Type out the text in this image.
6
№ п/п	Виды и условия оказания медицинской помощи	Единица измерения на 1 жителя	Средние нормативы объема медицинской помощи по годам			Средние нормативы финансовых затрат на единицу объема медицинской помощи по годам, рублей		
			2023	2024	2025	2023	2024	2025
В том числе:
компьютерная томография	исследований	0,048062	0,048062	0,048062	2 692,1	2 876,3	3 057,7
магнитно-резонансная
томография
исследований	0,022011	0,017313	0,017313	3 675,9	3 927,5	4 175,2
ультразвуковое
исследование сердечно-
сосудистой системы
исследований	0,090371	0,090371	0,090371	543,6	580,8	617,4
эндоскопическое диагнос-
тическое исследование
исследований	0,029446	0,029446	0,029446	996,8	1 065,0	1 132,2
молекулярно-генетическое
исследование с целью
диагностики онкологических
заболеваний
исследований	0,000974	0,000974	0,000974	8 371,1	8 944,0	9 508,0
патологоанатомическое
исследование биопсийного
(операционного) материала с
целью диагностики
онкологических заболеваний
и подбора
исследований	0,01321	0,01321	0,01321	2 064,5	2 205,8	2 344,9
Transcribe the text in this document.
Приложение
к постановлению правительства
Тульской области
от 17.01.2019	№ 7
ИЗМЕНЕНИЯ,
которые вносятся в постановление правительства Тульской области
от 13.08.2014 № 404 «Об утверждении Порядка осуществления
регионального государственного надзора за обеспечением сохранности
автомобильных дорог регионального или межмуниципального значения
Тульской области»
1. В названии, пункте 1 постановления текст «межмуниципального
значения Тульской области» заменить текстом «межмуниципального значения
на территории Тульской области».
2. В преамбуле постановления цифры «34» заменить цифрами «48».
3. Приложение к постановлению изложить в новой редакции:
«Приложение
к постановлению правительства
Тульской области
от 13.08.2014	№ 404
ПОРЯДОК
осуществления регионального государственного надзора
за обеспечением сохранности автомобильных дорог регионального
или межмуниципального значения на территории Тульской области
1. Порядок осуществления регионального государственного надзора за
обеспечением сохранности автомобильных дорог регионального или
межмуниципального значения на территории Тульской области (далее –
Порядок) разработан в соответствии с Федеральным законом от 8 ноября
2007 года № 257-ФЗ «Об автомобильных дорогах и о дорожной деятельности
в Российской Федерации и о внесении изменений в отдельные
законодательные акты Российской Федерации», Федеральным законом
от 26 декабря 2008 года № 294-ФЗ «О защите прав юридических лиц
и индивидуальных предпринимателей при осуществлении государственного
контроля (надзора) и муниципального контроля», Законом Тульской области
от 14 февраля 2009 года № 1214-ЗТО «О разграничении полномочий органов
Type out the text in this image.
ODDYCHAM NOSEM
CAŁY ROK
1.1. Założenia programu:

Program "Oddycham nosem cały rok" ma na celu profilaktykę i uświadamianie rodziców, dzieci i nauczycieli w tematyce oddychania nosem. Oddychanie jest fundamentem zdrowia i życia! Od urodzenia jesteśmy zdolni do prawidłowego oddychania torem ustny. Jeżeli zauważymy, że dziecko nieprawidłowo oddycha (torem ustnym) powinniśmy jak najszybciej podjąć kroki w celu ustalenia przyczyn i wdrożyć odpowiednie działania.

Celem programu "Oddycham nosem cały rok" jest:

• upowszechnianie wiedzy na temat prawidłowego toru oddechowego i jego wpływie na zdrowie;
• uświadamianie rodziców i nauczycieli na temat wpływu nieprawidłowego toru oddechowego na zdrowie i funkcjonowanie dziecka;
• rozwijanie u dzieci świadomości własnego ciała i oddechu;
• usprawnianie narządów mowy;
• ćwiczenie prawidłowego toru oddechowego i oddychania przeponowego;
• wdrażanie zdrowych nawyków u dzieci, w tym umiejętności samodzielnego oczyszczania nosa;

━━━━

### Your objective
Extract each line of the listing above, copying it word for word.

### Output
Type out the text in this image.
6
№ п/п	Виды и условия оказания медицинской помощи	Единица измерения на 1 жителя	Средние нормативы объема медицинской помощи по годам			Средние нормативы финансовых затрат на единицу объема медицинской помощи по годам, рублей		
			2023	2024	2025	2023	2024	2025
В том числе:
компьютерная томография	исследований	0,048062	0,048062	0,048062	2 692,1	2 876,3	3 057,7
магнитно-резонансная
томография
исследований	0,022011	0,017313	0,017313	3 675,9	3 927,5	4 175,2
ультразвуковое
исследование сердечно-
сосудистой системы
исследований	0,090371	0,090371	0,090371	543,6	580,8	617,4
эндоскопическое диагнос-
тическое исследование
исследований	0,029446	0,029446	0,029446	996,8	1 065,0	1 132,2
молекулярно-генетическое
исследование с целью
диагностики онкологических
заболеваний
исследований	0,000974	0,000974	0,000974	8 371,1	8 944,0	9 508,0
патологоанатомическое
исследование биопсийного
(операционного) материала с
целью диагностики
онкологических заболеваний
и подбора
исследований	0,01321	0,01321	0,01321	2 064,5	2 205,8	2 344,9
Transcribe the text in this document.
Приложение
к постановлению правительства
Тульской области
от 17.01.2019	№ 7
ИЗМЕНЕНИЯ,
которые вносятся в постановление правительства Тульской области
от 13.08.2014 № 404 «Об утверждении Порядка осуществления
регионального государственного надзора за обеспечением сохранности
автомобильных дорог регионального или межмуниципального значения
Тульской области»
1. В названии, пункте 1 постановления текст «межмуниципального
значения Тульской области» заменить текстом «межмуниципального значения
на территории Тульской области».
2. В преамбуле постановления цифры «34» заменить цифрами «48».
3. Приложение к постановлению изложить в новой редакции:
«Приложение
к постановлению правительства
Тульской области
от 13.08.2014	№ 404
ПОРЯДОК
осуществления регионального государственного надзора
за обеспечением сохранности автомобильных дорог регионального
или межмуниципального значения на территории Тульской области
1. Порядок осуществления регионального государственного надзора за
обеспечением сохранности автомобильных дорог регионального или
межмуниципального значения на территории Тульской области (далее –
Порядок) разработан в соответствии с Федеральным законом от 8 ноября
2007 года № 257-ФЗ «Об автомобильных дорогах и о дорожной деятельности
в Российской Федерации и о внесении изменений в отдельные
законодательные акты Российской Федерации», Федеральным законом
от 26 декабря 2008 года № 294-ФЗ «О защите прав юридических лиц
и индивидуальных предпринимателей при осуществлении государственного
контроля (надзора) и муниципального контроля», Законом Тульской области
от 14 февраля 2009 года № 1214-ЗТО «О разграничении полномочий органов
Type out the text in this image.
ODDYCHAM NOSEM
CAŁY ROK
1.1. Założenia programu:

Program "Oddycham nosem cały rok" ma na celu profilaktykę i uświadamianie rodziców, dzieci i nauczycieli w tematyce oddychania nosem. Oddychanie jest fundamentem zdrowia i życia! Od urodzenia jesteśmy zdolni do prawidłowego oddychania torem ustny. Jeżeli zauważymy, że dziecko nieprawidłowo oddycha (torem ustnym) powinniśmy jak najszybciej podjąć kroki w celu ustalenia przyczyn i wdrożyć odpowiednie działania.

Celem programu "Oddycham nosem cały rok" jest:

• upowszechnianie wiedzy na temat prawidłowego toru oddechowego i jego wpływie na zdrowie;
• uświadamianie rodziców i nauczycieli na temat wpływu nieprawidłowego toru oddechowego na zdrowie i funkcjonowanie dziecka;
• rozwijanie u dzieci świadomości własnego ciała i oddechu;
• usprawnianie narządów mowy;
• ćwiczenie prawidłowego toru oddechowego i oddychania przeponowego;
• wdrażanie zdrowych nawyków u dzieci, w tym umiejętności samodzielnego oczyszczania nosa;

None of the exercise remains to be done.